▶ Exercise brief
Transcribe all the entries word for word, skipping the pictures.

▶ Provided entries
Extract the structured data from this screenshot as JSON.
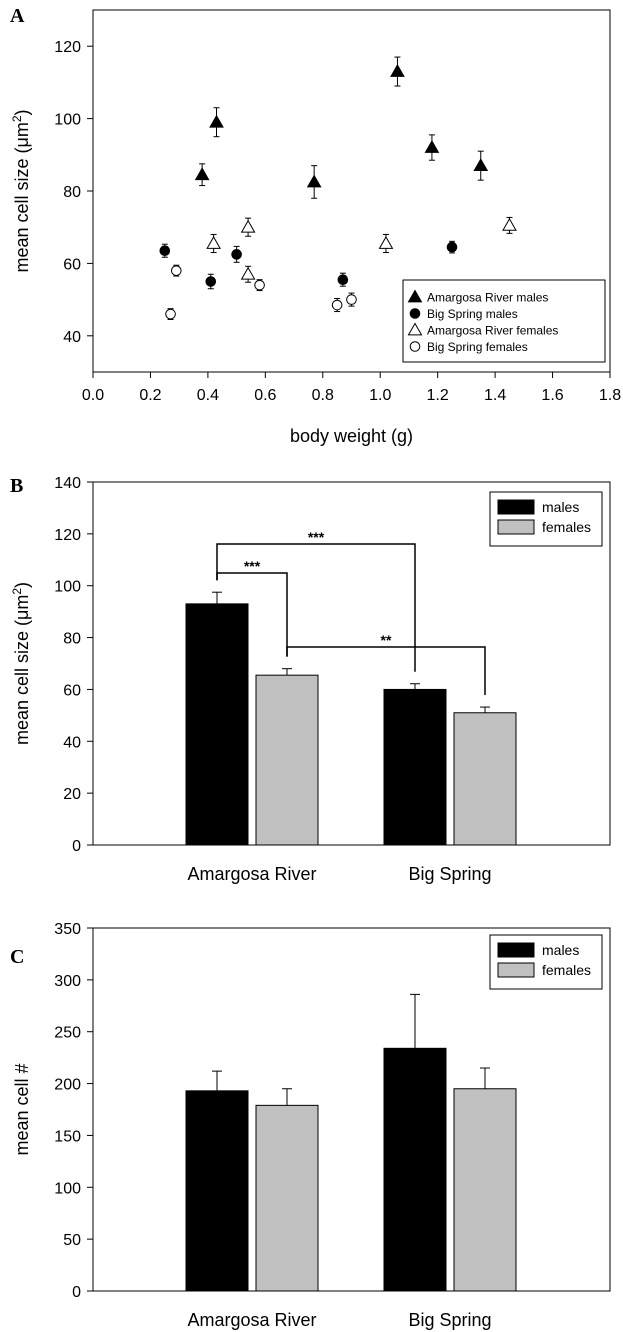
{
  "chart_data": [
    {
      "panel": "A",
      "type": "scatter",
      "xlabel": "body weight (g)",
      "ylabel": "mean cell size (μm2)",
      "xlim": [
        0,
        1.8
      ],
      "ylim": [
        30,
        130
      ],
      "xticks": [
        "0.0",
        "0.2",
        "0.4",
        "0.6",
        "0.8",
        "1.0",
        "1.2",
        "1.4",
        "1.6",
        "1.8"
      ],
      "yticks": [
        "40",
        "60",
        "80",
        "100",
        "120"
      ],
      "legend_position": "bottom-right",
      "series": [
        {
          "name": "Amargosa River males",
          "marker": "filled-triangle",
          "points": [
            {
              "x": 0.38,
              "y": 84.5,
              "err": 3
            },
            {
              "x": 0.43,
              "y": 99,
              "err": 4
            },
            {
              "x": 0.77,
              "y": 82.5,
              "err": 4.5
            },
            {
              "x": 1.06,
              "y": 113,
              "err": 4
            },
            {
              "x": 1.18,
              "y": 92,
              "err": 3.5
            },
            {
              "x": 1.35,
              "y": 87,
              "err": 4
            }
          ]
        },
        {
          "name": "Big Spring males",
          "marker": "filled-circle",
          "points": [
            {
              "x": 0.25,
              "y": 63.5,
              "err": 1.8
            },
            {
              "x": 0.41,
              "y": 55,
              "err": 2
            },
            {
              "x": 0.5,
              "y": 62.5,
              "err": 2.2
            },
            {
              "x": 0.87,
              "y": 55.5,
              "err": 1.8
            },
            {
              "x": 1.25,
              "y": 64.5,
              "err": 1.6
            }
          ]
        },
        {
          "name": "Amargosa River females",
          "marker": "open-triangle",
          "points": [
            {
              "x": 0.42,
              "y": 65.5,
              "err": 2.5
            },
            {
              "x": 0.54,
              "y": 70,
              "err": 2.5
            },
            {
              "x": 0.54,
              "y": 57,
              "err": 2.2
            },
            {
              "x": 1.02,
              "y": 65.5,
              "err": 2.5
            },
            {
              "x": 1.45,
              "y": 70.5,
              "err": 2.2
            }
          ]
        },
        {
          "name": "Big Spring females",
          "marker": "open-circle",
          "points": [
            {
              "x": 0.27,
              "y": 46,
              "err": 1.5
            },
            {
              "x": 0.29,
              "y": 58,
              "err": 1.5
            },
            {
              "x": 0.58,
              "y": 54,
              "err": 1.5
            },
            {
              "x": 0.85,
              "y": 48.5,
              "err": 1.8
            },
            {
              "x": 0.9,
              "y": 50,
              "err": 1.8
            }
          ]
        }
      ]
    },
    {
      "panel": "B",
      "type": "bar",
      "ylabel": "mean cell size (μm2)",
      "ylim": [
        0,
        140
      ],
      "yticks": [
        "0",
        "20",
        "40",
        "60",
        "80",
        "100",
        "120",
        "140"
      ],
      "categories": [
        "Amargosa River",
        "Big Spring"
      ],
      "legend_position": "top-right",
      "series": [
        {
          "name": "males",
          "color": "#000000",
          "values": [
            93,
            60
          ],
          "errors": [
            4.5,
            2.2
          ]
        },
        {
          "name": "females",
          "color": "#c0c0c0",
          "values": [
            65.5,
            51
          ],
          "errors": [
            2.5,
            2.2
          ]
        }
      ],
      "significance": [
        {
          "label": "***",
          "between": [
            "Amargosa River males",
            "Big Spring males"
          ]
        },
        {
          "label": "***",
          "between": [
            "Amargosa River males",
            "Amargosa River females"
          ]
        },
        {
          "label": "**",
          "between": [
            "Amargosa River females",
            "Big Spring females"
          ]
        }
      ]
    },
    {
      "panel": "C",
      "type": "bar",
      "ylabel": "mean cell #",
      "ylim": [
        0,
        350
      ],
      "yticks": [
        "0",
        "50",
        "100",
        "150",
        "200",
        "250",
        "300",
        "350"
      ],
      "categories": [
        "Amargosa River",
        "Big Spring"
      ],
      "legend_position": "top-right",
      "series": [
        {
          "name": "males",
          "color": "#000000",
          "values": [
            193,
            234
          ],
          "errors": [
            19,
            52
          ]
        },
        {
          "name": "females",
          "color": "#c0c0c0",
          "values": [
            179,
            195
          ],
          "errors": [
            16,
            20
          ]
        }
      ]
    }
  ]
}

▶ Result of this exercise
Extract the structured data from this screenshot as JSON.
{
  "chart_data": [
    {
      "panel": "A",
      "type": "scatter",
      "xlabel": "body weight (g)",
      "ylabel": "mean cell size (μm2)",
      "xlim": [
        0,
        1.8
      ],
      "ylim": [
        30,
        130
      ],
      "xticks": [
        "0.0",
        "0.2",
        "0.4",
        "0.6",
        "0.8",
        "1.0",
        "1.2",
        "1.4",
        "1.6",
        "1.8"
      ],
      "yticks": [
        "40",
        "60",
        "80",
        "100",
        "120"
      ],
      "legend_position": "bottom-right",
      "series": [
        {
          "name": "Amargosa River males",
          "marker": "filled-triangle",
          "points": [
            {
              "x": 0.38,
              "y": 84.5,
              "err": 3
            },
            {
              "x": 0.43,
              "y": 99,
              "err": 4
            },
            {
              "x": 0.77,
              "y": 82.5,
              "err": 4.5
            },
            {
              "x": 1.06,
              "y": 113,
              "err": 4
            },
            {
              "x": 1.18,
              "y": 92,
              "err": 3.5
            },
            {
              "x": 1.35,
              "y": 87,
              "err": 4
            }
          ]
        },
        {
          "name": "Big Spring males",
          "marker": "filled-circle",
          "points": [
            {
              "x": 0.25,
              "y": 63.5,
              "err": 1.8
            },
            {
              "x": 0.41,
              "y": 55,
              "err": 2
            },
            {
              "x": 0.5,
              "y": 62.5,
              "err": 2.2
            },
            {
              "x": 0.87,
              "y": 55.5,
              "err": 1.8
            },
            {
              "x": 1.25,
              "y": 64.5,
              "err": 1.6
            }
          ]
        },
        {
          "name": "Amargosa River females",
          "marker": "open-triangle",
          "points": [
            {
              "x": 0.42,
              "y": 65.5,
              "err": 2.5
            },
            {
              "x": 0.54,
              "y": 70,
              "err": 2.5
            },
            {
              "x": 0.54,
              "y": 57,
              "err": 2.2
            },
            {
              "x": 1.02,
              "y": 65.5,
              "err": 2.5
            },
            {
              "x": 1.45,
              "y": 70.5,
              "err": 2.2
            }
          ]
        },
        {
          "name": "Big Spring females",
          "marker": "open-circle",
          "points": [
            {
              "x": 0.27,
              "y": 46,
              "err": 1.5
            },
            {
              "x": 0.29,
              "y": 58,
              "err": 1.5
            },
            {
              "x": 0.58,
              "y": 54,
              "err": 1.5
            },
            {
              "x": 0.85,
              "y": 48.5,
              "err": 1.8
            },
            {
              "x": 0.9,
              "y": 50,
              "err": 1.8
            }
          ]
        }
      ]
    },
    {
      "panel": "B",
      "type": "bar",
      "ylabel": "mean cell size (μm2)",
      "ylim": [
        0,
        140
      ],
      "yticks": [
        "0",
        "20",
        "40",
        "60",
        "80",
        "100",
        "120",
        "140"
      ],
      "categories": [
        "Amargosa River",
        "Big Spring"
      ],
      "legend_position": "top-right",
      "series": [
        {
          "name": "males",
          "color": "#000000",
          "values": [
            93,
            60
          ],
          "errors": [
            4.5,
            2.2
          ]
        },
        {
          "name": "females",
          "color": "#c0c0c0",
          "values": [
            65.5,
            51
          ],
          "errors": [
            2.5,
            2.2
          ]
        }
      ],
      "significance": [
        {
          "label": "***",
          "between": [
            "Amargosa River males",
            "Big Spring males"
          ]
        },
        {
          "label": "***",
          "between": [
            "Amargosa River males",
            "Amargosa River females"
          ]
        },
        {
          "label": "**",
          "between": [
            "Amargosa River females",
            "Big Spring females"
          ]
        }
      ]
    },
    {
      "panel": "C",
      "type": "bar",
      "ylabel": "mean cell #",
      "ylim": [
        0,
        350
      ],
      "yticks": [
        "0",
        "50",
        "100",
        "150",
        "200",
        "250",
        "300",
        "350"
      ],
      "categories": [
        "Amargosa River",
        "Big Spring"
      ],
      "legend_position": "top-right",
      "series": [
        {
          "name": "males",
          "color": "#000000",
          "values": [
            193,
            234
          ],
          "errors": [
            19,
            52
          ]
        },
        {
          "name": "females",
          "color": "#c0c0c0",
          "values": [
            179,
            195
          ],
          "errors": [
            16,
            20
          ]
        }
      ]
    }
  ]
}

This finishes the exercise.